- [SHORT EXERCISE]: Copy out all lines in the data below containing the string "title".

- [DATA LINES]:
** start **

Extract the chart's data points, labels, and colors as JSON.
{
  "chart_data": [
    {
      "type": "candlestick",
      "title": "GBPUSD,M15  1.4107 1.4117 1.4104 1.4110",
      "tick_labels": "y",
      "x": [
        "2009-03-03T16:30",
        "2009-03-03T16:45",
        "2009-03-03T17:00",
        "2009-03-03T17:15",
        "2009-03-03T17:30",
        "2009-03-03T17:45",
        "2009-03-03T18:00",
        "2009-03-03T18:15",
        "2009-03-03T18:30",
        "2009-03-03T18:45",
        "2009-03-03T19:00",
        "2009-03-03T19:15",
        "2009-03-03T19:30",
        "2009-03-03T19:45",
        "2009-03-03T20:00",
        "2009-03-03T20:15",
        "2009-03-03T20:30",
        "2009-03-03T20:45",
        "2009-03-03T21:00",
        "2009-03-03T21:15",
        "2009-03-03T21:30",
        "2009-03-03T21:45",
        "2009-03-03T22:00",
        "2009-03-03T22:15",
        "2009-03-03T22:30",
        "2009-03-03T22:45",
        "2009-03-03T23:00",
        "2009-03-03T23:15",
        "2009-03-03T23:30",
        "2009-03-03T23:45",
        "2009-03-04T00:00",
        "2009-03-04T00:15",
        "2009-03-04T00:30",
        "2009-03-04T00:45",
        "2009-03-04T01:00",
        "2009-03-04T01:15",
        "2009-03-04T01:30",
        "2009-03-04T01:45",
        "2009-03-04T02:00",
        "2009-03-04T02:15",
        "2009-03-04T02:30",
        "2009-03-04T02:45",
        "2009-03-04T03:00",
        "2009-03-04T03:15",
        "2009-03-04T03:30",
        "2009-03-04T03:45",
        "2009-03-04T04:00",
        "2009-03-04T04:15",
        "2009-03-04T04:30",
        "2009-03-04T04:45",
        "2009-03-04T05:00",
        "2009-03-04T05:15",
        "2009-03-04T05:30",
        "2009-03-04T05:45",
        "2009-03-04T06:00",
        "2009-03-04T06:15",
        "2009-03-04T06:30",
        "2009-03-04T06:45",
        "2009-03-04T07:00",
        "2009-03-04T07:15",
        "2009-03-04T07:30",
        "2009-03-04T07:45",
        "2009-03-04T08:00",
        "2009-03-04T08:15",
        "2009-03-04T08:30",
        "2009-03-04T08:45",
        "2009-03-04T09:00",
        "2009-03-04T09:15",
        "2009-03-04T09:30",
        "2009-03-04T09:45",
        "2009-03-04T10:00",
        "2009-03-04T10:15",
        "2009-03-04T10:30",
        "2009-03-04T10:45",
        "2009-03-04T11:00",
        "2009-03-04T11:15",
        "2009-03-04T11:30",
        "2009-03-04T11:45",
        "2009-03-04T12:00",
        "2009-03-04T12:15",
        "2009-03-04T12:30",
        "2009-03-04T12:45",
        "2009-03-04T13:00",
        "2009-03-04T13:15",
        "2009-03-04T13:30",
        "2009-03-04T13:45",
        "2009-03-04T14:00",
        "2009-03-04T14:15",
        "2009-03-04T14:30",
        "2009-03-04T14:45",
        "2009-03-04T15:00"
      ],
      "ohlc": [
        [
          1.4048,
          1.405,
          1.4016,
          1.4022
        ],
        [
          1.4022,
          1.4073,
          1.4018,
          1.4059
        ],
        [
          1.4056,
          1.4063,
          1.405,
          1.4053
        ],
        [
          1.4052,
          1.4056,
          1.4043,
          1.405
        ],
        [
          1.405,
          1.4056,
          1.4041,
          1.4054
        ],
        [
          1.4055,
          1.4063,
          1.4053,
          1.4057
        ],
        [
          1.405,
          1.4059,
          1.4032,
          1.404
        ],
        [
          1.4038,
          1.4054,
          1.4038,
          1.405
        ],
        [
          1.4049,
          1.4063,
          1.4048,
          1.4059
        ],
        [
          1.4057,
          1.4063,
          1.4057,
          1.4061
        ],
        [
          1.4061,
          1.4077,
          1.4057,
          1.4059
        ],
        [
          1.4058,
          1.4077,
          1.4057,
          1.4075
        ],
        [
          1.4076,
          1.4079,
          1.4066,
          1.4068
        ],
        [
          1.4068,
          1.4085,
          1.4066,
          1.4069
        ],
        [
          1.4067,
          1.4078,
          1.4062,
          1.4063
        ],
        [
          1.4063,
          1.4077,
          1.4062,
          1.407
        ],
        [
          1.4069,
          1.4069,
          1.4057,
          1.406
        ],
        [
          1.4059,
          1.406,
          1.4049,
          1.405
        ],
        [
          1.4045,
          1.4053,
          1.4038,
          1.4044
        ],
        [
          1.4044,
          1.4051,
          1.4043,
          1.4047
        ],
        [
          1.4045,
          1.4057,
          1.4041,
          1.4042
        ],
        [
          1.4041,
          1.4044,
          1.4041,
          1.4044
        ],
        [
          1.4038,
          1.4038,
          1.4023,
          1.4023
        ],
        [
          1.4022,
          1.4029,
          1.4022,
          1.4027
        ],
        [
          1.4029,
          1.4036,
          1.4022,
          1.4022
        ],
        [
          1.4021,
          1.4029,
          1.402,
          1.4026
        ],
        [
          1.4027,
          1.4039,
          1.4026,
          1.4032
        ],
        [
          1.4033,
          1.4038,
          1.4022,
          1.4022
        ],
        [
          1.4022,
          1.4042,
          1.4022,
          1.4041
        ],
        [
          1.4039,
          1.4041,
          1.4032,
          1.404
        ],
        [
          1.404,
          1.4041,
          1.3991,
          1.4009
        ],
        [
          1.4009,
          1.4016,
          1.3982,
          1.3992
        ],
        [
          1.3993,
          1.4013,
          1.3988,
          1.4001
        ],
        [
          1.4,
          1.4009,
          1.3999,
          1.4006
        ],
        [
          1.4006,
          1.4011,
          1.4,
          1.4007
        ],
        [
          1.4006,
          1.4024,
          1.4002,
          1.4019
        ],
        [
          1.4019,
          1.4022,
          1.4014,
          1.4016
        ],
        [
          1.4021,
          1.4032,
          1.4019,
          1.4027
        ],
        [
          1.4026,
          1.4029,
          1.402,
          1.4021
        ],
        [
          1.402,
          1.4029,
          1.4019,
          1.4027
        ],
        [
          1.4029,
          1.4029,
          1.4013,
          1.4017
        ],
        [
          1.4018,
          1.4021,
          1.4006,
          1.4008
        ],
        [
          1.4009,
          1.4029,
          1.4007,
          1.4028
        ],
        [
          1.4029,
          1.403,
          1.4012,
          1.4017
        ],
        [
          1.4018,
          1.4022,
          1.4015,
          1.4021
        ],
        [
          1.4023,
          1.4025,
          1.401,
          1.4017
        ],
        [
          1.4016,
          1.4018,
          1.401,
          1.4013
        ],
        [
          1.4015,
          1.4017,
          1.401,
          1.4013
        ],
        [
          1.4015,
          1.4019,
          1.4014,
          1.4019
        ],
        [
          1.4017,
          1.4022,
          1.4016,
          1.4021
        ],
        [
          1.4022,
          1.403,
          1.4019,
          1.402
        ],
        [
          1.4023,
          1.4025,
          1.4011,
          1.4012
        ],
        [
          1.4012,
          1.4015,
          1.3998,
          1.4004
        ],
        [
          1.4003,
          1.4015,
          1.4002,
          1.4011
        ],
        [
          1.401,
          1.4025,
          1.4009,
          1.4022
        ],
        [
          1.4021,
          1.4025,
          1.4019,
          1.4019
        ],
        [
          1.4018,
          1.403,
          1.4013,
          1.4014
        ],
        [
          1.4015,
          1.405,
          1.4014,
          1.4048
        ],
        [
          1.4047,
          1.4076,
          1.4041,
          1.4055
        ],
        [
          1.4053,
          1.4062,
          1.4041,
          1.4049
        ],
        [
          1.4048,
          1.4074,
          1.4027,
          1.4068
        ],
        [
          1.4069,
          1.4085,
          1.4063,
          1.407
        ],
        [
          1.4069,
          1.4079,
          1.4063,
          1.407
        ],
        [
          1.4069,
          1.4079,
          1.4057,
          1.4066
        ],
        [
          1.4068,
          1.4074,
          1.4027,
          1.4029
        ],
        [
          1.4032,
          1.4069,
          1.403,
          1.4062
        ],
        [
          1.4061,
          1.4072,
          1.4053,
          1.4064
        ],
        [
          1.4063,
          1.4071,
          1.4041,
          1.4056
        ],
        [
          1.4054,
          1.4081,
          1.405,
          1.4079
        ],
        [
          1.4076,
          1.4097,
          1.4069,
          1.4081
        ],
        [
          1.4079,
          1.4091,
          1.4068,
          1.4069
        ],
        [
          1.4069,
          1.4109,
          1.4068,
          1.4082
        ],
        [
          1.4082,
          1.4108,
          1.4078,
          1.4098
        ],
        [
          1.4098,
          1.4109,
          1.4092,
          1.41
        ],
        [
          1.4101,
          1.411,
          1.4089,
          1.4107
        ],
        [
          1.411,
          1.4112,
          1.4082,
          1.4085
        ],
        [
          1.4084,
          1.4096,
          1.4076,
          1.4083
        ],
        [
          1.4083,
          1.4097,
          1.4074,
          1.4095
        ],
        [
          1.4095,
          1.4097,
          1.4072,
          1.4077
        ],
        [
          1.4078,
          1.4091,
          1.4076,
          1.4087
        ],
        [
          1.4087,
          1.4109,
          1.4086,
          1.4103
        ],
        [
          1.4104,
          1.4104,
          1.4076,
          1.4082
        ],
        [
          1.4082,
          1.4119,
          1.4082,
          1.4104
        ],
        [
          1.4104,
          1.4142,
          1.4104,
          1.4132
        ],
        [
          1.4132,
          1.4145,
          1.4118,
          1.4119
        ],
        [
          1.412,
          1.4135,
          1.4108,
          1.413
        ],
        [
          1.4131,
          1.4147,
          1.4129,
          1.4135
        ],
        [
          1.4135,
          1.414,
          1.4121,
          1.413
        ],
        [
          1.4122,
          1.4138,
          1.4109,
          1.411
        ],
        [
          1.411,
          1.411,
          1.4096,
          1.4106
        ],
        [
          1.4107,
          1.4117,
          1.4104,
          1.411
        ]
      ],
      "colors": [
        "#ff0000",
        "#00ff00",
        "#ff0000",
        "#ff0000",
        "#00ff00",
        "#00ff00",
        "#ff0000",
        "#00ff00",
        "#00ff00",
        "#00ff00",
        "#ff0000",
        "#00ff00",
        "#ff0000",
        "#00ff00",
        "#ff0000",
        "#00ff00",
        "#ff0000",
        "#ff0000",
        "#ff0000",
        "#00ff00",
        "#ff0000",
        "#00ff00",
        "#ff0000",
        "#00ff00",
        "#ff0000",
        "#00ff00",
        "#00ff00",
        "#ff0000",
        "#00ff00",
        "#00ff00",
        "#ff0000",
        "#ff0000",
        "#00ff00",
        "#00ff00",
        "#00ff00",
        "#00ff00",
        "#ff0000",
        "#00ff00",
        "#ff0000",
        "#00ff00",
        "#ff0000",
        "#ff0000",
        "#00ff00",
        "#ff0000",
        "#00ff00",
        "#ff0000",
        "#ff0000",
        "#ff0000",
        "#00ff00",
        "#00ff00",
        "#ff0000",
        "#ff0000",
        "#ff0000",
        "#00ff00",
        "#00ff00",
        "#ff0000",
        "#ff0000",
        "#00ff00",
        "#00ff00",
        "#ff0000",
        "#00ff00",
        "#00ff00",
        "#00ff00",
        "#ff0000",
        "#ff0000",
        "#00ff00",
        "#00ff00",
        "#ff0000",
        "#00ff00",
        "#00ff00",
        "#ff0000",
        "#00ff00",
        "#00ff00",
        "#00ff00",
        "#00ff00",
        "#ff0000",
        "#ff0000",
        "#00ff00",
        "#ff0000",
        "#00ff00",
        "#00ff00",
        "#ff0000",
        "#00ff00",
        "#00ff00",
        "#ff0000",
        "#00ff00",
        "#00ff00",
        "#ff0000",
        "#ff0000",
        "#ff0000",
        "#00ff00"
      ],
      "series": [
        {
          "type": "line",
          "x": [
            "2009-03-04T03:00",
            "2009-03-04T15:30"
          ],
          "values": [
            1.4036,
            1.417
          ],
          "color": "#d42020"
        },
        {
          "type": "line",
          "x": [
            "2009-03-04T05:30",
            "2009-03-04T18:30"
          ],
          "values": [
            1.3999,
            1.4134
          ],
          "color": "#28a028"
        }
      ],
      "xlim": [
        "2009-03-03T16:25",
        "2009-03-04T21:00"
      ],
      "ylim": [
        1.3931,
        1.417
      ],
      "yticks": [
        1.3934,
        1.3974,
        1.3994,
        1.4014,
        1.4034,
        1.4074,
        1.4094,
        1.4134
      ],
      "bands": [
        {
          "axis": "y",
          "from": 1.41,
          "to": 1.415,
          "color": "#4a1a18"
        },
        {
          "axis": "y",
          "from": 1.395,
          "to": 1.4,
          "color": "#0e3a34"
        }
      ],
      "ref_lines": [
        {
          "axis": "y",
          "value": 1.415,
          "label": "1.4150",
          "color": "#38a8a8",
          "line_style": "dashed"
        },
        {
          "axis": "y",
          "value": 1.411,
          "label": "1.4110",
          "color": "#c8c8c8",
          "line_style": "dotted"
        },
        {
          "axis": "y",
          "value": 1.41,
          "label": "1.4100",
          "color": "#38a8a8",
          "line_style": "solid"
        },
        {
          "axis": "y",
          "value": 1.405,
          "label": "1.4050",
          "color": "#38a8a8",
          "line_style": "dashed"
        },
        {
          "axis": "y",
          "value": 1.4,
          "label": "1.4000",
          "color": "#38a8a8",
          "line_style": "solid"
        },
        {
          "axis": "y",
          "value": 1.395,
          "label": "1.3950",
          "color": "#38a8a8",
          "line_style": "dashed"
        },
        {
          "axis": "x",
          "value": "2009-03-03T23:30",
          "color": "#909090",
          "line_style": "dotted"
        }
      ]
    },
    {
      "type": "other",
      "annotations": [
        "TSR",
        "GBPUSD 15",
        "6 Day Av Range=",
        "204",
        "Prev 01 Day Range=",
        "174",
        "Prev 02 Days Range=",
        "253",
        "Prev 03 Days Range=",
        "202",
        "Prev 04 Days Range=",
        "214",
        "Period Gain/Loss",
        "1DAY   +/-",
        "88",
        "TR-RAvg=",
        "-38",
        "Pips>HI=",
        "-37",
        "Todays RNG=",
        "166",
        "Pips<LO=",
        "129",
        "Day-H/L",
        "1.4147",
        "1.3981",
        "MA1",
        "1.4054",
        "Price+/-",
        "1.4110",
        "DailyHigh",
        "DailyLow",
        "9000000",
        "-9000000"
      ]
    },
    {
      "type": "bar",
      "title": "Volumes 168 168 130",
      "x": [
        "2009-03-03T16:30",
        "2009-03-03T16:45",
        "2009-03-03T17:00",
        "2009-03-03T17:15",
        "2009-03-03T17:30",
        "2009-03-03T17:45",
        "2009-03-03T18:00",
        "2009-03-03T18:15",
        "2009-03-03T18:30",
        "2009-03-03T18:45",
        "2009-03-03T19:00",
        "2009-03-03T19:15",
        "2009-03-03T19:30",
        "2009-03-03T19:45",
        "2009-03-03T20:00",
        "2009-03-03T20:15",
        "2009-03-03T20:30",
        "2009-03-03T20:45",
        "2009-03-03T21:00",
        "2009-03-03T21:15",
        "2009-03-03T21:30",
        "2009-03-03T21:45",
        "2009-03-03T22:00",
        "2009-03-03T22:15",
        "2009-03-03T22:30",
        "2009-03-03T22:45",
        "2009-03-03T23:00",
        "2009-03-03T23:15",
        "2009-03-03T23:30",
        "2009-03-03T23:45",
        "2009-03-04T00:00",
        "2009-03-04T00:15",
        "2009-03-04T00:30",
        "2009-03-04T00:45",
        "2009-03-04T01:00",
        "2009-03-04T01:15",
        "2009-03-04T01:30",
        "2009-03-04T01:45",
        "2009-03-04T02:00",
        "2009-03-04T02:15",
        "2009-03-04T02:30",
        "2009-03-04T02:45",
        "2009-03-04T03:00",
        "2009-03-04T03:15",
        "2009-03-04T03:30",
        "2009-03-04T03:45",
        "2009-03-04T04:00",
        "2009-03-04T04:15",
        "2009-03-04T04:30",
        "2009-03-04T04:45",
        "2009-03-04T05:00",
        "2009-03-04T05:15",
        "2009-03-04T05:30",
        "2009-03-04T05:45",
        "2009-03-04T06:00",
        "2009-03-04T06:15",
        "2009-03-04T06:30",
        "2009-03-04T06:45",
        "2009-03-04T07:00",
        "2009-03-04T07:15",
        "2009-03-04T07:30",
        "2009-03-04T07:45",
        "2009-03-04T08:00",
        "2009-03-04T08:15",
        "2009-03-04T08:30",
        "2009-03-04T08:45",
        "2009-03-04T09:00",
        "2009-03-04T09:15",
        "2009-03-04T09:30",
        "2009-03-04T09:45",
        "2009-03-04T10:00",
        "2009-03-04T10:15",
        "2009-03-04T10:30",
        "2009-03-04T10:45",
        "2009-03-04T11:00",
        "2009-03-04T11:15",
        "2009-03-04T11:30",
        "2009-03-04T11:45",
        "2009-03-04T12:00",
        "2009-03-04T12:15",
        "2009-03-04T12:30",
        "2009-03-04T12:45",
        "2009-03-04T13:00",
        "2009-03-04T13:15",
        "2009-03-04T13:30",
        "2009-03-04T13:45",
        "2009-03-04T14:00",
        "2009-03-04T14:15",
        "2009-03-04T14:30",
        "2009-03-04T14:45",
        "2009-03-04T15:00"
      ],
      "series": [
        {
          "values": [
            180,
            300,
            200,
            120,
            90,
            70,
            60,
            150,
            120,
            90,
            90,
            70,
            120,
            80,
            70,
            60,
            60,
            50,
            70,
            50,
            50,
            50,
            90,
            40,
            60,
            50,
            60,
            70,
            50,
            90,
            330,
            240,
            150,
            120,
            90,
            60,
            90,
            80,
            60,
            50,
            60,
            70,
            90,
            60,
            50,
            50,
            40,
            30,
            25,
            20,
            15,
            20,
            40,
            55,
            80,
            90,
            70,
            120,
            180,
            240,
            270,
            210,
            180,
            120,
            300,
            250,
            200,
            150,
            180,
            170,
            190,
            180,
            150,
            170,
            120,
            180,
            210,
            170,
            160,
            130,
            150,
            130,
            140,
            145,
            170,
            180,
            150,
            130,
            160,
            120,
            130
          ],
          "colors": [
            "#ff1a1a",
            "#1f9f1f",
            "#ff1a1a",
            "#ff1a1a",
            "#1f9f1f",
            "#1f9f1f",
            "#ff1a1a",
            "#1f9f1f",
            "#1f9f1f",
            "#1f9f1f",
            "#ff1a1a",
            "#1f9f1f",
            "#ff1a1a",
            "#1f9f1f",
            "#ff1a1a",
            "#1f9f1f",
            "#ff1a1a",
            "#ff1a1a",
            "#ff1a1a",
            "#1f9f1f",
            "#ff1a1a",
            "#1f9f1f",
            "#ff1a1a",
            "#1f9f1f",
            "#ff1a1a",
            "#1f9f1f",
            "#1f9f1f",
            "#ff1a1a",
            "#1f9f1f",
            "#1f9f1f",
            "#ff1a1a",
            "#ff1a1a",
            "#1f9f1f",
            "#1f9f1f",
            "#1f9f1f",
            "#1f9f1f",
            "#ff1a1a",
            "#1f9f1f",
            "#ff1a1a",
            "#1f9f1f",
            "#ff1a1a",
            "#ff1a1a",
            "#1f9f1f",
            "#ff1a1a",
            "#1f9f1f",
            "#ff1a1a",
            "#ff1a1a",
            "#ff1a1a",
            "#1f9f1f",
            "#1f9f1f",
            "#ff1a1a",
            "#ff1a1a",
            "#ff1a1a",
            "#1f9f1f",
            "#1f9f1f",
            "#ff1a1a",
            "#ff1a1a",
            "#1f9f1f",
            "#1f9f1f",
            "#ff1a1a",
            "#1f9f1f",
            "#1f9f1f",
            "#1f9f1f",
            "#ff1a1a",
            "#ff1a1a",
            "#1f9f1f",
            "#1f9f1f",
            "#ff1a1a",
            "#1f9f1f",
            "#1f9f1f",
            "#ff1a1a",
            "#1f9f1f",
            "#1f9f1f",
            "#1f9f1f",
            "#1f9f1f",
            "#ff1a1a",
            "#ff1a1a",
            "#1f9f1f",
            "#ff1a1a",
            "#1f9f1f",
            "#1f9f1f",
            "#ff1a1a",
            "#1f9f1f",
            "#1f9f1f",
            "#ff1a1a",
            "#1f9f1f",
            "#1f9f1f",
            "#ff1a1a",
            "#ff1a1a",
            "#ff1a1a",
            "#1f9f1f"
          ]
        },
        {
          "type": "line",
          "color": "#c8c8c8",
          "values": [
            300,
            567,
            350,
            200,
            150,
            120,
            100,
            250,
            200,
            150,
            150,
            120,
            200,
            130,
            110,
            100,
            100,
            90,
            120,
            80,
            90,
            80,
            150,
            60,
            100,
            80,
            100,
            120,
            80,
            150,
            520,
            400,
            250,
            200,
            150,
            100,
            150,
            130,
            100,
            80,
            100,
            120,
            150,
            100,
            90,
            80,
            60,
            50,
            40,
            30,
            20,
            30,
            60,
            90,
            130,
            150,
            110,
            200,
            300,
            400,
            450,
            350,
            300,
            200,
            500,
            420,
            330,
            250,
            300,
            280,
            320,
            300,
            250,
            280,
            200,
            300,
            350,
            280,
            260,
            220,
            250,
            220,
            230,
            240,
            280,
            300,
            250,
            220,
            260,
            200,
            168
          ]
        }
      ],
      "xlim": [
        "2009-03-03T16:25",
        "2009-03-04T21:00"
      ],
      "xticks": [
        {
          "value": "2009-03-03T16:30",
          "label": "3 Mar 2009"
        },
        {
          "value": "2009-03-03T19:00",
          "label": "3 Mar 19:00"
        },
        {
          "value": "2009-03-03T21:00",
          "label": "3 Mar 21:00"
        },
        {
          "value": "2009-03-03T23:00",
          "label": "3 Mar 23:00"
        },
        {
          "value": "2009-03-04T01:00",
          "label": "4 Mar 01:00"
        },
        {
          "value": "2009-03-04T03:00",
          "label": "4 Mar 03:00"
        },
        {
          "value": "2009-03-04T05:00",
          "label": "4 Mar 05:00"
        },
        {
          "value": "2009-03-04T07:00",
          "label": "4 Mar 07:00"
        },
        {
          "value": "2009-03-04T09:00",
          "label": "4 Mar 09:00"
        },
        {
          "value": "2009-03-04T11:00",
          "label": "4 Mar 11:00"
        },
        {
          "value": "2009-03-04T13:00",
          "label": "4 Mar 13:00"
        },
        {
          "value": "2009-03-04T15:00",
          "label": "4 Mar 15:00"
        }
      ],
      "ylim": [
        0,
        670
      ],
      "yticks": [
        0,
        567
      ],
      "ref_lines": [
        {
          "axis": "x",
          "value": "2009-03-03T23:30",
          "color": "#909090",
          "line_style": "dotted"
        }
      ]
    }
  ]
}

** end **

- [SOLUTION TO THIS EXERCISE]:
      "title": "GBPUSD,M15  1.4107 1.4117 1.4104 1.4110",
      "title": "Volumes 168 168 130",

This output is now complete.